── Exercise data

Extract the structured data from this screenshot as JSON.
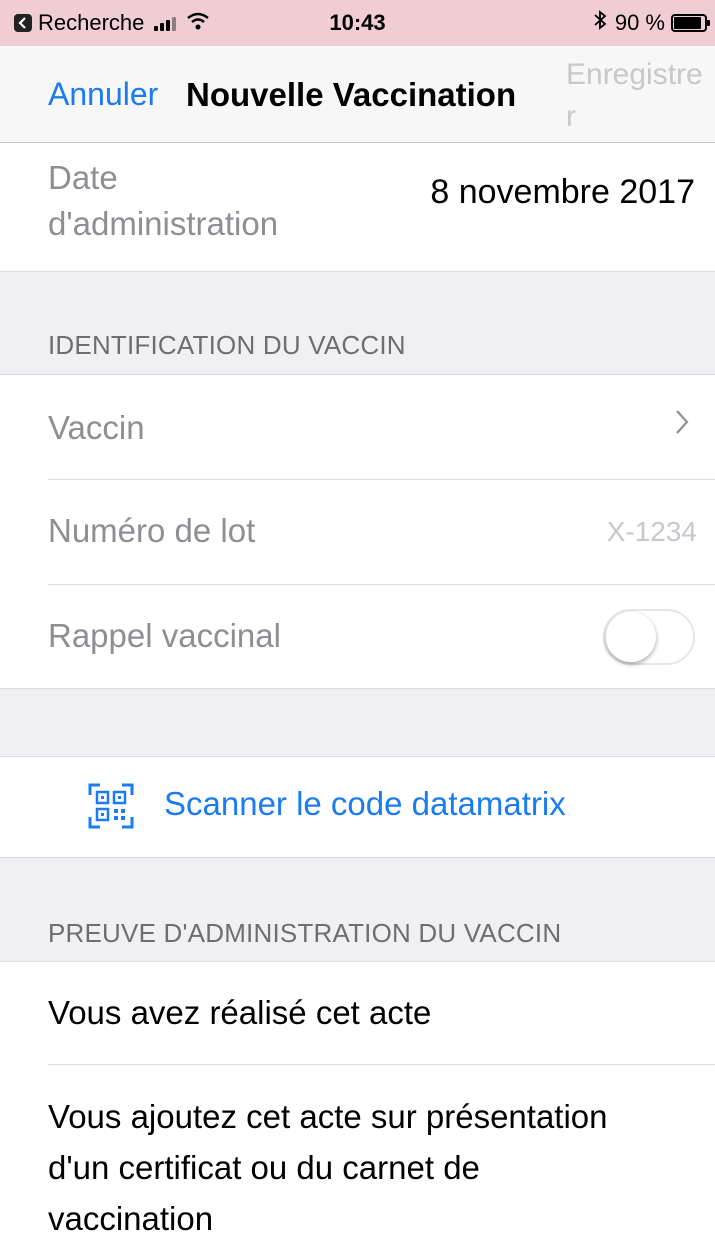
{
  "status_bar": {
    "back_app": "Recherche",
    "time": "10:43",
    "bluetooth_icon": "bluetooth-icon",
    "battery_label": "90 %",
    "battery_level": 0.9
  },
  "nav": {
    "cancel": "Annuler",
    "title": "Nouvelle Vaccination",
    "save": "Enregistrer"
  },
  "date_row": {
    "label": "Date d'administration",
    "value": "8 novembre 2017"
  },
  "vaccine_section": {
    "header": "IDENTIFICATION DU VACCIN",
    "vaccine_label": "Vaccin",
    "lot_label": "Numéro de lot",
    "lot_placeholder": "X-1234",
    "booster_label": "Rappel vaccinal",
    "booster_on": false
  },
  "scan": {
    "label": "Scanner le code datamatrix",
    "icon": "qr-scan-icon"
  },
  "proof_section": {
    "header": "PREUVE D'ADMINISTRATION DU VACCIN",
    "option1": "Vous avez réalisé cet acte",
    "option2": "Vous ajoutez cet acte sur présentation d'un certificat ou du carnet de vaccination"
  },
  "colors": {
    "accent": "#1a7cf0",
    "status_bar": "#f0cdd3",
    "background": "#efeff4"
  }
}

────
── Exercise data

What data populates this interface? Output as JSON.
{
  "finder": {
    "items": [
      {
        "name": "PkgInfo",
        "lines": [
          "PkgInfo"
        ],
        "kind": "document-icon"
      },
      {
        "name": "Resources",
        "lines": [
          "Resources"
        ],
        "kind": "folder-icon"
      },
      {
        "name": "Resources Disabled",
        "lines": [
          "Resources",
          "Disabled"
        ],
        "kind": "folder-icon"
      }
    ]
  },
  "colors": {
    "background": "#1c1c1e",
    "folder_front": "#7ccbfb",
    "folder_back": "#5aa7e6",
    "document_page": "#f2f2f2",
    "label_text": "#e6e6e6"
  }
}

────

Reproduce each line from the records that contains the word "Vous".

    "option1": "Vous avez réalisé cet acte",
    "option2": "Vous ajoutez cet acte sur présentation d'un certificat ou du carnet de vaccination"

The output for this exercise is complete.